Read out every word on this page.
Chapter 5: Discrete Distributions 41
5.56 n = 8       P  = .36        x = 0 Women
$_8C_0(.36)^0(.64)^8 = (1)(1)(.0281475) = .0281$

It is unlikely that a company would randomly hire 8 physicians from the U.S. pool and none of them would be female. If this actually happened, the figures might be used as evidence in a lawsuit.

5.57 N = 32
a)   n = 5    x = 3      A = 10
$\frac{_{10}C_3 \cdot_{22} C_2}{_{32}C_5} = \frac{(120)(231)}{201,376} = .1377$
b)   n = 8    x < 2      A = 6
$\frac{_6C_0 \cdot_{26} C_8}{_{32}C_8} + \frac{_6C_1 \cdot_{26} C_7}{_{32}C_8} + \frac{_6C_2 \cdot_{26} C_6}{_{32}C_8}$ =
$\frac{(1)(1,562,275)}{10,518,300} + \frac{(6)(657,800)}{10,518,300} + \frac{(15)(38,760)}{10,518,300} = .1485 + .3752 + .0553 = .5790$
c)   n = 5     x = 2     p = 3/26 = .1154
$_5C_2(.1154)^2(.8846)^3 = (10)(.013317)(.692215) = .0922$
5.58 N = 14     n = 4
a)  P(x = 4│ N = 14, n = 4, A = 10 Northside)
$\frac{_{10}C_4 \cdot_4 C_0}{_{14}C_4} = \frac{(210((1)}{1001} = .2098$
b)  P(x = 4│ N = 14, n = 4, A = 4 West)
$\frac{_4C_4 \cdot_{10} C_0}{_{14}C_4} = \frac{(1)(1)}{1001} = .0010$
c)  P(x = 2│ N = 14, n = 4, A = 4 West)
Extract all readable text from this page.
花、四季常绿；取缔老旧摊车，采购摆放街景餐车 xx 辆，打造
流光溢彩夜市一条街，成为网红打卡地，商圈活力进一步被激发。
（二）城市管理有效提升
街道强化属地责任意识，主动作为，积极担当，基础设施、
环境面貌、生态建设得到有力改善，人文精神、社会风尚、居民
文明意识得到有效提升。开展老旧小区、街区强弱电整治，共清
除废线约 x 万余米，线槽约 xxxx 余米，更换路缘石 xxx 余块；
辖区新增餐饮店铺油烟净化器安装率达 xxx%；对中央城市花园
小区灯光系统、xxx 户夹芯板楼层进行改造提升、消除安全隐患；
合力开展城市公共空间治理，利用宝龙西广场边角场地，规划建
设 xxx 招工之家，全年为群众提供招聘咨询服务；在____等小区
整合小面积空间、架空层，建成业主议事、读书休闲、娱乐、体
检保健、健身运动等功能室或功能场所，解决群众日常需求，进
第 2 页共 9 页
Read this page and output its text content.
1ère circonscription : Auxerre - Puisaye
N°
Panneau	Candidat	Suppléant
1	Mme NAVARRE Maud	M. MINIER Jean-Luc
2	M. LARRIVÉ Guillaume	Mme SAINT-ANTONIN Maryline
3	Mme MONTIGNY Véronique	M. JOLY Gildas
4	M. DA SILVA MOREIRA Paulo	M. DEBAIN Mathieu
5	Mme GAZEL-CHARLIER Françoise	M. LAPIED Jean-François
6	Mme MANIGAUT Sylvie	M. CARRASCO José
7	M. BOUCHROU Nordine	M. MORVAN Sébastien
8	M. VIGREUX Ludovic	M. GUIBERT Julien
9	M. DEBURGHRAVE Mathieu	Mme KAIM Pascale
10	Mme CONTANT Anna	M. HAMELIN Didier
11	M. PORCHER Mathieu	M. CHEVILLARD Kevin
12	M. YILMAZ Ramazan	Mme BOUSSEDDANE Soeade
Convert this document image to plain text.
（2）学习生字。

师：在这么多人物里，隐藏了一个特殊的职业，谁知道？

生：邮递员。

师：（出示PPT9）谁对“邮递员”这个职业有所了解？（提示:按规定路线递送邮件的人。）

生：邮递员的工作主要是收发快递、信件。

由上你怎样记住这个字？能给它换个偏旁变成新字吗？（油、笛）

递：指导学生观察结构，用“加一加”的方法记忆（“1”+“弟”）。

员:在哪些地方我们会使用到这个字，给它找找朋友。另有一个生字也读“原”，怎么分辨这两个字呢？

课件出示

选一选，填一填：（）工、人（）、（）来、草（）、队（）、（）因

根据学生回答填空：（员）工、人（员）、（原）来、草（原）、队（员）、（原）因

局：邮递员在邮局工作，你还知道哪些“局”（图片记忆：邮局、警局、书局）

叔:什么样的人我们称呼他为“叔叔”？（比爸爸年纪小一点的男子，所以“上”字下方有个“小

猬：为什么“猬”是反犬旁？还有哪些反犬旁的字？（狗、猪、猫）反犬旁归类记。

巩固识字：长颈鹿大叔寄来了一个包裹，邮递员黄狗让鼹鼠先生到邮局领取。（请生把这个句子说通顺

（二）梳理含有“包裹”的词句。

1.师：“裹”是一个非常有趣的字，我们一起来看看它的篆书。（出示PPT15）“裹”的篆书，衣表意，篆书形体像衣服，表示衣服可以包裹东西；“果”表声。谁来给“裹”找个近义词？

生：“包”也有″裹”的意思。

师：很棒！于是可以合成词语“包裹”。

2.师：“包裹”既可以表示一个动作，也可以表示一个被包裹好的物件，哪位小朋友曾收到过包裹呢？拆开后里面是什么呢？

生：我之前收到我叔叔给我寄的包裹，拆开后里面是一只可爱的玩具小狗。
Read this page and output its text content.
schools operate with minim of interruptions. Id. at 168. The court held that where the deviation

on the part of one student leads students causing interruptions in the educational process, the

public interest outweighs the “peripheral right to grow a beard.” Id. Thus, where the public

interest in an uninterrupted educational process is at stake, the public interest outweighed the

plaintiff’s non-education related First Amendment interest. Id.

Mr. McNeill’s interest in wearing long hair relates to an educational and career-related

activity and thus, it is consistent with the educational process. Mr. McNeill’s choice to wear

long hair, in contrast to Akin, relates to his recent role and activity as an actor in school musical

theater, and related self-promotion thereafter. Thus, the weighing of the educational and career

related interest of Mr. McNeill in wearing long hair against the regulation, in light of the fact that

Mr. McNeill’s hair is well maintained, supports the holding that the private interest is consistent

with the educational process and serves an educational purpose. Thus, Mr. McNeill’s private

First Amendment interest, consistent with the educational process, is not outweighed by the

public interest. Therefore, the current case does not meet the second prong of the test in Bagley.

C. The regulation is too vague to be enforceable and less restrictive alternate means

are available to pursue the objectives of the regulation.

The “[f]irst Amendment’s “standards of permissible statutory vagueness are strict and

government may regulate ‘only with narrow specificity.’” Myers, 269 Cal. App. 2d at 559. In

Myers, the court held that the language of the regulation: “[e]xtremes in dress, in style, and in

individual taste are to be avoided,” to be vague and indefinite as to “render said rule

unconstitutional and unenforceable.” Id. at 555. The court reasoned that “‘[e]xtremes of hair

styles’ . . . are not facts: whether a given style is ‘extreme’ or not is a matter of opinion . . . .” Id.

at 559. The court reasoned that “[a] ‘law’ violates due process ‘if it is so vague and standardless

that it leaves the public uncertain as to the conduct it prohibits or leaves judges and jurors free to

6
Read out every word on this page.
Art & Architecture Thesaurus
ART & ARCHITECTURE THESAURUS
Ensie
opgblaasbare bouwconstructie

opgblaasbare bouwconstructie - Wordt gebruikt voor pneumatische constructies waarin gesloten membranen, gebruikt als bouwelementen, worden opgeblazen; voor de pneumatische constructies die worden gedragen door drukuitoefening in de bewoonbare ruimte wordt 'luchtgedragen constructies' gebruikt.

Exercise
Output each record precisely as given.

Output
Read out every word on this page.
Chapter 5: Discrete Distributions 41
5.56 n = 8       P  = .36        x = 0 Women
$_8C_0(.36)^0(.64)^8 = (1)(1)(.0281475) = .0281$

It is unlikely that a company would randomly hire 8 physicians from the U.S. pool and none of them would be female. If this actually happened, the figures might be used as evidence in a lawsuit.

5.57 N = 32
a)   n = 5    x = 3      A = 10
$\frac{_{10}C_3 \cdot_{22} C_2}{_{32}C_5} = \frac{(120)(231)}{201,376} = .1377$
b)   n = 8    x < 2      A = 6
$\frac{_6C_0 \cdot_{26} C_8}{_{32}C_8} + \frac{_6C_1 \cdot_{26} C_7}{_{32}C_8} + \frac{_6C_2 \cdot_{26} C_6}{_{32}C_8}$ =
$\frac{(1)(1,562,275)}{10,518,300} + \frac{(6)(657,800)}{10,518,300} + \frac{(15)(38,760)}{10,518,300} = .1485 + .3752 + .0553 = .5790$
c)   n = 5     x = 2     p = 3/26 = .1154
$_5C_2(.1154)^2(.8846)^3 = (10)(.013317)(.692215) = .0922$
5.58 N = 14     n = 4
a)  P(x = 4│ N = 14, n = 4, A = 10 Northside)
$\frac{_{10}C_4 \cdot_4 C_0}{_{14}C_4} = \frac{(210((1)}{1001} = .2098$
b)  P(x = 4│ N = 14, n = 4, A = 4 West)
$\frac{_4C_4 \cdot_{10} C_0}{_{14}C_4} = \frac{(1)(1)}{1001} = .0010$
c)  P(x = 2│ N = 14, n = 4, A = 4 West)
Extract all readable text from this page.
花、四季常绿；取缔老旧摊车，采购摆放街景餐车 xx 辆，打造
流光溢彩夜市一条街，成为网红打卡地，商圈活力进一步被激发。
（二）城市管理有效提升
街道强化属地责任意识，主动作为，积极担当，基础设施、
环境面貌、生态建设得到有力改善，人文精神、社会风尚、居民
文明意识得到有效提升。开展老旧小区、街区强弱电整治，共清
除废线约 x 万余米，线槽约 xxxx 余米，更换路缘石 xxx 余块；
辖区新增餐饮店铺油烟净化器安装率达 xxx%；对中央城市花园
小区灯光系统、xxx 户夹芯板楼层进行改造提升、消除安全隐患；
合力开展城市公共空间治理，利用宝龙西广场边角场地，规划建
设 xxx 招工之家，全年为群众提供招聘咨询服务；在____等小区
整合小面积空间、架空层，建成业主议事、读书休闲、娱乐、体
检保健、健身运动等功能室或功能场所，解决群众日常需求，进
第 2 页共 9 页
Read this page and output its text content.
1ère circonscription : Auxerre - Puisaye
N°
Panneau	Candidat	Suppléant
1	Mme NAVARRE Maud	M. MINIER Jean-Luc
2	M. LARRIVÉ Guillaume	Mme SAINT-ANTONIN Maryline
3	Mme MONTIGNY Véronique	M. JOLY Gildas
4	M. DA SILVA MOREIRA Paulo	M. DEBAIN Mathieu
5	Mme GAZEL-CHARLIER Françoise	M. LAPIED Jean-François
6	Mme MANIGAUT Sylvie	M. CARRASCO José
7	M. BOUCHROU Nordine	M. MORVAN Sébastien
8	M. VIGREUX Ludovic	M. GUIBERT Julien
9	M. DEBURGHRAVE Mathieu	Mme KAIM Pascale
10	Mme CONTANT Anna	M. HAMELIN Didier
11	M. PORCHER Mathieu	M. CHEVILLARD Kevin
12	M. YILMAZ Ramazan	Mme BOUSSEDDANE Soeade
Convert this document image to plain text.
（2）学习生字。

师：在这么多人物里，隐藏了一个特殊的职业，谁知道？

生：邮递员。

师：（出示PPT9）谁对“邮递员”这个职业有所了解？（提示:按规定路线递送邮件的人。）

生：邮递员的工作主要是收发快递、信件。

由上你怎样记住这个字？能给它换个偏旁变成新字吗？（油、笛）

递：指导学生观察结构，用“加一加”的方法记忆（“1”+“弟”）。

员:在哪些地方我们会使用到这个字，给它找找朋友。另有一个生字也读“原”，怎么分辨这两个字呢？

课件出示

选一选，填一填：（）工、人（）、（）来、草（）、队（）、（）因

根据学生回答填空：（员）工、人（员）、（原）来、草（原）、队（员）、（原）因

局：邮递员在邮局工作，你还知道哪些“局”（图片记忆：邮局、警局、书局）

叔:什么样的人我们称呼他为“叔叔”？（比爸爸年纪小一点的男子，所以“上”字下方有个“小

猬：为什么“猬”是反犬旁？还有哪些反犬旁的字？（狗、猪、猫）反犬旁归类记。

巩固识字：长颈鹿大叔寄来了一个包裹，邮递员黄狗让鼹鼠先生到邮局领取。（请生把这个句子说通顺

（二）梳理含有“包裹”的词句。

1.师：“裹”是一个非常有趣的字，我们一起来看看它的篆书。（出示PPT15）“裹”的篆书，衣表意，篆书形体像衣服，表示衣服可以包裹东西；“果”表声。谁来给“裹”找个近义词？

生：“包”也有″裹”的意思。

师：很棒！于是可以合成词语“包裹”。

2.师：“包裹”既可以表示一个动作，也可以表示一个被包裹好的物件，哪位小朋友曾收到过包裹呢？拆开后里面是什么呢？

生：我之前收到我叔叔给我寄的包裹，拆开后里面是一只可爱的玩具小狗。
Read this page and output its text content.
schools operate with minim of interruptions. Id. at 168. The court held that where the deviation

on the part of one student leads students causing interruptions in the educational process, the

public interest outweighs the “peripheral right to grow a beard.” Id. Thus, where the public

interest in an uninterrupted educational process is at stake, the public interest outweighed the

plaintiff’s non-education related First Amendment interest. Id.

Mr. McNeill’s interest in wearing long hair relates to an educational and career-related

activity and thus, it is consistent with the educational process. Mr. McNeill’s choice to wear

long hair, in contrast to Akin, relates to his recent role and activity as an actor in school musical

theater, and related self-promotion thereafter. Thus, the weighing of the educational and career

related interest of Mr. McNeill in wearing long hair against the regulation, in light of the fact that

Mr. McNeill’s hair is well maintained, supports the holding that the private interest is consistent

with the educational process and serves an educational purpose. Thus, Mr. McNeill’s private

First Amendment interest, consistent with the educational process, is not outweighed by the

public interest. Therefore, the current case does not meet the second prong of the test in Bagley.

C. The regulation is too vague to be enforceable and less restrictive alternate means

are available to pursue the objectives of the regulation.

The “[f]irst Amendment’s “standards of permissible statutory vagueness are strict and

government may regulate ‘only with narrow specificity.’” Myers, 269 Cal. App. 2d at 559. In

Myers, the court held that the language of the regulation: “[e]xtremes in dress, in style, and in

individual taste are to be avoided,” to be vague and indefinite as to “render said rule

unconstitutional and unenforceable.” Id. at 555. The court reasoned that “‘[e]xtremes of hair

styles’ . . . are not facts: whether a given style is ‘extreme’ or not is a matter of opinion . . . .” Id.

at 559. The court reasoned that “[a] ‘law’ violates due process ‘if it is so vague and standardless

that it leaves the public uncertain as to the conduct it prohibits or leaves judges and jurors free to

6
Read out every word on this page.
Art & Architecture Thesaurus
ART & ARCHITECTURE THESAURUS
Ensie
opgblaasbare bouwconstructie

opgblaasbare bouwconstructie - Wordt gebruikt voor pneumatische constructies waarin gesloten membranen, gebruikt als bouwelementen, worden opgeblazen; voor de pneumatische constructies die worden gedragen door drukuitoefening in de bewoonbare ruimte wordt 'luchtgedragen constructies' gebruikt.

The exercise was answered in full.